INSTRUCTIONS FOR THE TASK = Give only the number of lines below that contain the word "document".

Recorded data:
━━━━
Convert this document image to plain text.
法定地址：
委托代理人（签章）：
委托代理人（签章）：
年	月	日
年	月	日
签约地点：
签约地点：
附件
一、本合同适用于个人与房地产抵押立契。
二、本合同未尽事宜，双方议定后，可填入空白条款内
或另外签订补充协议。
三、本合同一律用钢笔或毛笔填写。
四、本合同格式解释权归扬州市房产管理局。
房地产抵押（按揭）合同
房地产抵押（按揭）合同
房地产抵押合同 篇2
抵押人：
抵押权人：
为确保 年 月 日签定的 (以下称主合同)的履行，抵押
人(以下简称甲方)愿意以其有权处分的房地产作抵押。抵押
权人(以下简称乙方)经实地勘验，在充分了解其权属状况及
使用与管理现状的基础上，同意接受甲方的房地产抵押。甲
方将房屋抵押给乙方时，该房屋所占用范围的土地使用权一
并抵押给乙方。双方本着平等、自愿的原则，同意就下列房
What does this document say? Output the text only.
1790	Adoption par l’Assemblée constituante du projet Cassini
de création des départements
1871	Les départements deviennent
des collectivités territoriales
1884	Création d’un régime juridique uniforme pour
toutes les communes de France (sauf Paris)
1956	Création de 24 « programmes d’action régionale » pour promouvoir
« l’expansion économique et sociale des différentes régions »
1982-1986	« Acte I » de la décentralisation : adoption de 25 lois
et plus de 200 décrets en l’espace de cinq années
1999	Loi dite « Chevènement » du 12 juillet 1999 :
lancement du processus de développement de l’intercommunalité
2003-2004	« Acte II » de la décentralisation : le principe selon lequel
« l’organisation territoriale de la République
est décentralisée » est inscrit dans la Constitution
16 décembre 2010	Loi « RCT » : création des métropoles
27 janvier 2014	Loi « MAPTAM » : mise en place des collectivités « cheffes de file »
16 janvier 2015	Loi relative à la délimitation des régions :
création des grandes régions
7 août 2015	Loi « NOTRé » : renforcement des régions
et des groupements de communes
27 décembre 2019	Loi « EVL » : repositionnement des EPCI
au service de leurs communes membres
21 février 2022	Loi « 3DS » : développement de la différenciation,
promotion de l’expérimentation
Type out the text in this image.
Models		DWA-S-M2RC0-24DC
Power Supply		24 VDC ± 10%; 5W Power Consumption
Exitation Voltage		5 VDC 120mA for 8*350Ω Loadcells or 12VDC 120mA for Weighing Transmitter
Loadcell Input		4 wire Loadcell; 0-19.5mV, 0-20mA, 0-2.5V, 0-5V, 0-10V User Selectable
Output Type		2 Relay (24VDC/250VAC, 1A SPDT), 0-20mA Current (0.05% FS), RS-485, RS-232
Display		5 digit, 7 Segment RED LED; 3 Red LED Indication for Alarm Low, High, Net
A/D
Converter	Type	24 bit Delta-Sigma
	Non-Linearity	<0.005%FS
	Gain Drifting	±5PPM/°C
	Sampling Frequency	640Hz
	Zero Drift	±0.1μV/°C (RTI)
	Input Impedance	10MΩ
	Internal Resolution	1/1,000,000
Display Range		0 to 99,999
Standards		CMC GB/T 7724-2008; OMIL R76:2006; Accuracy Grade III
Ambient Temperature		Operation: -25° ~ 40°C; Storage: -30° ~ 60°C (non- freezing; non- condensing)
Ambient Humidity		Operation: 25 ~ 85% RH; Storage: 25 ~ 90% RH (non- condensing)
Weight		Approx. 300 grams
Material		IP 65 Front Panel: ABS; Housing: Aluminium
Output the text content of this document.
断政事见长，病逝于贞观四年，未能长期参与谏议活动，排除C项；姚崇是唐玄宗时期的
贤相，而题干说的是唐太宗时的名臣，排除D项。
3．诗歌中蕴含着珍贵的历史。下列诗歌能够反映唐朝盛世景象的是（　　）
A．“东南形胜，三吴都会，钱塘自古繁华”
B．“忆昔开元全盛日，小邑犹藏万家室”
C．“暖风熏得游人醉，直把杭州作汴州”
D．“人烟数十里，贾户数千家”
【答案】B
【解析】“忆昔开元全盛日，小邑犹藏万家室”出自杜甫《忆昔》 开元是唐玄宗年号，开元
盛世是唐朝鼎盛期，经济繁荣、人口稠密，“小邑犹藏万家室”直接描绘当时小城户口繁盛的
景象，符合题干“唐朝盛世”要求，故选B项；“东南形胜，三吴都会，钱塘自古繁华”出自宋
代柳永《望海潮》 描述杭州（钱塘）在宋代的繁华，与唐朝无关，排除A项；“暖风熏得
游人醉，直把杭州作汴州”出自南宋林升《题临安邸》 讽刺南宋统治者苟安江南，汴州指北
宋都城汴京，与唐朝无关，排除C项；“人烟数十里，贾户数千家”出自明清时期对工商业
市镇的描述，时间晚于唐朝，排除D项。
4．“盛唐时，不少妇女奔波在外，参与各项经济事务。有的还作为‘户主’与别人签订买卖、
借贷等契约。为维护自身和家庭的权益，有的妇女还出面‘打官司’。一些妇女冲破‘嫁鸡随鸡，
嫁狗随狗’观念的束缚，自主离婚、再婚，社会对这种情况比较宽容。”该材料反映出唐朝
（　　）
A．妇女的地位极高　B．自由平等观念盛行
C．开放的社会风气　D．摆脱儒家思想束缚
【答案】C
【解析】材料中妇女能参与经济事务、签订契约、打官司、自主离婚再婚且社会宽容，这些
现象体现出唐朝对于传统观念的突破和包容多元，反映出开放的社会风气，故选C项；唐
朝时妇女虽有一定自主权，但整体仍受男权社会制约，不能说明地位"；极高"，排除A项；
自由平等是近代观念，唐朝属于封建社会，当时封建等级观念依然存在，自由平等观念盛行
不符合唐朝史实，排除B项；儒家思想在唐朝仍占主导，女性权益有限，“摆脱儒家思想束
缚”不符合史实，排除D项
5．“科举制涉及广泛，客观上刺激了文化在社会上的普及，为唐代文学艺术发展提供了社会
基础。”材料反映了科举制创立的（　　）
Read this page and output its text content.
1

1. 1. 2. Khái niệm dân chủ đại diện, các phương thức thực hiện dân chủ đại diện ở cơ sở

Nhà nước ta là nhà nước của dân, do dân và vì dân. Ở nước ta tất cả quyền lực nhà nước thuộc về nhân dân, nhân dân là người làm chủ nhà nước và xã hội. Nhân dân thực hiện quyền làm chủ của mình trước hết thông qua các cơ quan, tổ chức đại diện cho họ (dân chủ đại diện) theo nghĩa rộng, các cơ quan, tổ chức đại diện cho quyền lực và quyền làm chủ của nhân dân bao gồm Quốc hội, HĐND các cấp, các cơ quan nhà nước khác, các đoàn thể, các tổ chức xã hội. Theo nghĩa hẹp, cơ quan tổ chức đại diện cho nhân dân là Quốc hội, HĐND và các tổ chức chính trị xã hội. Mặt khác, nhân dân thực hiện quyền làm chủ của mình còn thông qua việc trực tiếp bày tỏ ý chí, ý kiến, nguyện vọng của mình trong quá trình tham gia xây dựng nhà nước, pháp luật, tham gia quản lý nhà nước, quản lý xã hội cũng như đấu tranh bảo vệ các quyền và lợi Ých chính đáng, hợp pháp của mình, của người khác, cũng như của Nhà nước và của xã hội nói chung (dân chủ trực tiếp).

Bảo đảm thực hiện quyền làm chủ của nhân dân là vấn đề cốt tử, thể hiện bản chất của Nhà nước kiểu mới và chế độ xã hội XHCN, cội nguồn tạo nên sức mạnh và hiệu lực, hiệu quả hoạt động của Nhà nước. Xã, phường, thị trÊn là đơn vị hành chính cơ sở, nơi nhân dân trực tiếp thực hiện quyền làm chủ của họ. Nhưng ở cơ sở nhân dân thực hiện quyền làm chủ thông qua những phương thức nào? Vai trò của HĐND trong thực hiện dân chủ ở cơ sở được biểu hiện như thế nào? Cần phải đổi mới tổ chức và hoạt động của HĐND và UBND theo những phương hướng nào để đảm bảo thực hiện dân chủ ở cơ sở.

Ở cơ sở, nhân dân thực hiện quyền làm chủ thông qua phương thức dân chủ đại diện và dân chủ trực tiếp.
━━━━
PROBLEM SOLUTION = 3